> **SOURCE EXTRACT**:

#####

- Origin: United States
- Genres: Pop, R&B, dance-pop, pop rock
- Years active: 2007–present
- Members: Evan "Kidd" Bogart Erika Nuri-Taylor David "DQ" Quiñones
- Past members: Victoria Horn Eric Bellinger Sonyae Elise Greg Ogan Shari Short
- Website: http://www.thewritingcamp.net

= The Writing Camp =

American songwriter collective

The Writing Camp is an American songwriting collective, founded by Evan "Kidd" Bogart and David "DQ" Quiñones. Since its formation in 2007, the team has been responsible for a series of successful releases in pop, R&B and dance music, including 2008's "Right Here (Departed)" by Brandy and Beyoncé's "Halo."

== History ==
Eventually a trio, the collective was formed in October 2007 following a writing camp throw by Bogart & Quiñones in J.R. Rotem's studio at Chalice, adding Erika Nuri to the collective shortly thereafter. A fourth member originally added, Victoria Horn, a British songwriter, left the formation soon-after joining amicably due to creative and business differences about the overall goals of The Camp. The remaining original trio has since formed The Writing Camp LLC, housing a music publishing company, music production house and music supervision company for television, film & commercials. TWC Music Publishing has signed three songwriters Greg Ogan, Shari Short & Eric Bellinger, through their joint-venture with Sony ATV Music Publishing.

#####

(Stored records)
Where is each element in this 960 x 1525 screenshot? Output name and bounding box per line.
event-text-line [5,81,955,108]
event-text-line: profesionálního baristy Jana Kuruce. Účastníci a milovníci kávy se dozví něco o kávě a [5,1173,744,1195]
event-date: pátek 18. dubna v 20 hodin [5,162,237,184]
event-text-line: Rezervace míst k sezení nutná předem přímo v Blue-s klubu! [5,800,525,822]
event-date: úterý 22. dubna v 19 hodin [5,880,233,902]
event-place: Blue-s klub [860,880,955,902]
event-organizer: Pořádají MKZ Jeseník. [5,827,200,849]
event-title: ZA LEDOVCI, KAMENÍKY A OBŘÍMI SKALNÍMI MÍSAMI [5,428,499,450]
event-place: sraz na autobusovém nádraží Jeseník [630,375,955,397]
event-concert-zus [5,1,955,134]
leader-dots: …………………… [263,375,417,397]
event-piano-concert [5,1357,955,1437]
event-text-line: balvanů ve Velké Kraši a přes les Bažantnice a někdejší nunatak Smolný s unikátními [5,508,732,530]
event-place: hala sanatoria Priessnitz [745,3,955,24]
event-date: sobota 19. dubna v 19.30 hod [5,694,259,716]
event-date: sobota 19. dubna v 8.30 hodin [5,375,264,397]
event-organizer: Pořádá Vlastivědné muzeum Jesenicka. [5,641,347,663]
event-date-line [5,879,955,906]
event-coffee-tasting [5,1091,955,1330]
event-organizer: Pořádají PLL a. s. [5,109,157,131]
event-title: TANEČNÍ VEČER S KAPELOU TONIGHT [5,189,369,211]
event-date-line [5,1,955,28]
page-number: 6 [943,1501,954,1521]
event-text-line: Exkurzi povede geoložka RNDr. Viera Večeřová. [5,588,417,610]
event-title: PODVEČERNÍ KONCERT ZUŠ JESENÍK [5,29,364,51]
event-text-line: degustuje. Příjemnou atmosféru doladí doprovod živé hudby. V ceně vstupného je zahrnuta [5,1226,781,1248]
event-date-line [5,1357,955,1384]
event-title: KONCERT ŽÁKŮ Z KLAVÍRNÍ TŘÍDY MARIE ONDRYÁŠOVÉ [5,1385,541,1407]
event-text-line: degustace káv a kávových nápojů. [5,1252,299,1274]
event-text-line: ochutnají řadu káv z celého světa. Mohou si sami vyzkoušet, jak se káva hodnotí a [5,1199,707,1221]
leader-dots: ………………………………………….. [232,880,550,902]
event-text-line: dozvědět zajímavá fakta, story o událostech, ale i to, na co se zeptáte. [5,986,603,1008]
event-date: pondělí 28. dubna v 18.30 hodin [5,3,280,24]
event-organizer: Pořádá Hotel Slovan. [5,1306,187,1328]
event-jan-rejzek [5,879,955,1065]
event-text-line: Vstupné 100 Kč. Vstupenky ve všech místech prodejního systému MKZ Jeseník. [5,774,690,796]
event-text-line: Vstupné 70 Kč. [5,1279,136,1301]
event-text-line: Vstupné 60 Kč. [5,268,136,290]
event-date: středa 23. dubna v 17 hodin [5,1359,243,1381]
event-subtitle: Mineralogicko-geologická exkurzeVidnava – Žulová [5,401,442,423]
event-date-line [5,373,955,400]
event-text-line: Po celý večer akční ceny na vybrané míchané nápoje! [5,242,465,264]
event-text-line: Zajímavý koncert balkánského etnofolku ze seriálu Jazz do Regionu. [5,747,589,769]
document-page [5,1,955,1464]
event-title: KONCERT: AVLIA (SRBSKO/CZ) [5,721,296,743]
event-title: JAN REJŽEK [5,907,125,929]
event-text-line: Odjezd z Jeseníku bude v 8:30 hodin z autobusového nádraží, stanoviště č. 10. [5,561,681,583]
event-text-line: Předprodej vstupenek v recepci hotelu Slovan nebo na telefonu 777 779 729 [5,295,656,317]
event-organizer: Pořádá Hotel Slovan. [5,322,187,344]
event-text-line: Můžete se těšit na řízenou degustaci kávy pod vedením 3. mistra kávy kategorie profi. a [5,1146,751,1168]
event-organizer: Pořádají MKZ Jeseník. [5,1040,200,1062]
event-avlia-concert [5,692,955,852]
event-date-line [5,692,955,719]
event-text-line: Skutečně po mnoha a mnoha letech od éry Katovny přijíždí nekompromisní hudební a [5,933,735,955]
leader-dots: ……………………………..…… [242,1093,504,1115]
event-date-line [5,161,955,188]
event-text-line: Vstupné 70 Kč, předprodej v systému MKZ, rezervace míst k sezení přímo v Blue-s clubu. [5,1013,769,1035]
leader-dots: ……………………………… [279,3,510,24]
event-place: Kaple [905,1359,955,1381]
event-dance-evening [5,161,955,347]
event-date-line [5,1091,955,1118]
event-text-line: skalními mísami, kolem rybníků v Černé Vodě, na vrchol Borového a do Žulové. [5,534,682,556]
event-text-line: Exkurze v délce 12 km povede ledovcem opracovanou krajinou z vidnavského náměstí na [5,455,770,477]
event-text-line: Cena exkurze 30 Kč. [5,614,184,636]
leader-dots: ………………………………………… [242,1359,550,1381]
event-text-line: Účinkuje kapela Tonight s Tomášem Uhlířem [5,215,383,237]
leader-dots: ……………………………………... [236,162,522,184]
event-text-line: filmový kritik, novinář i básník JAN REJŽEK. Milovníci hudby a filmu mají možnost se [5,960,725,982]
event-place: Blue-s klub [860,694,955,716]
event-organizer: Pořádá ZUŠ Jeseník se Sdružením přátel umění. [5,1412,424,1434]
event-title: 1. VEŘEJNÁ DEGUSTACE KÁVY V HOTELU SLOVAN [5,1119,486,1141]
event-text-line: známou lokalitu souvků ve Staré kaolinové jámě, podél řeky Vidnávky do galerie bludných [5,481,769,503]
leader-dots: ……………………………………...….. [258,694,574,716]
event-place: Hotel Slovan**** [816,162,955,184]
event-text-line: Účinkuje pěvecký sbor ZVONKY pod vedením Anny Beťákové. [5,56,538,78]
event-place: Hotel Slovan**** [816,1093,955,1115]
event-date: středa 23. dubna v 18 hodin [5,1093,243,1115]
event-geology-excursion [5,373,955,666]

#####

> **TASK INSTRUCTIONS**:
Answer these questions from the text on The Writing Camp:
1. What origin is listed for the collective at the top?
2. Which two releases are named as successful examples of the team's work?
3. Through a joint venture with which company did TWC Music Publishing sign three songwriters?

> **OUTPUT OF THE TASK**:
1. United States
2. "Right Here (Departed)" by Brandy (2008) and Beyoncé's "Halo"
3. Sony ATV Music Publishing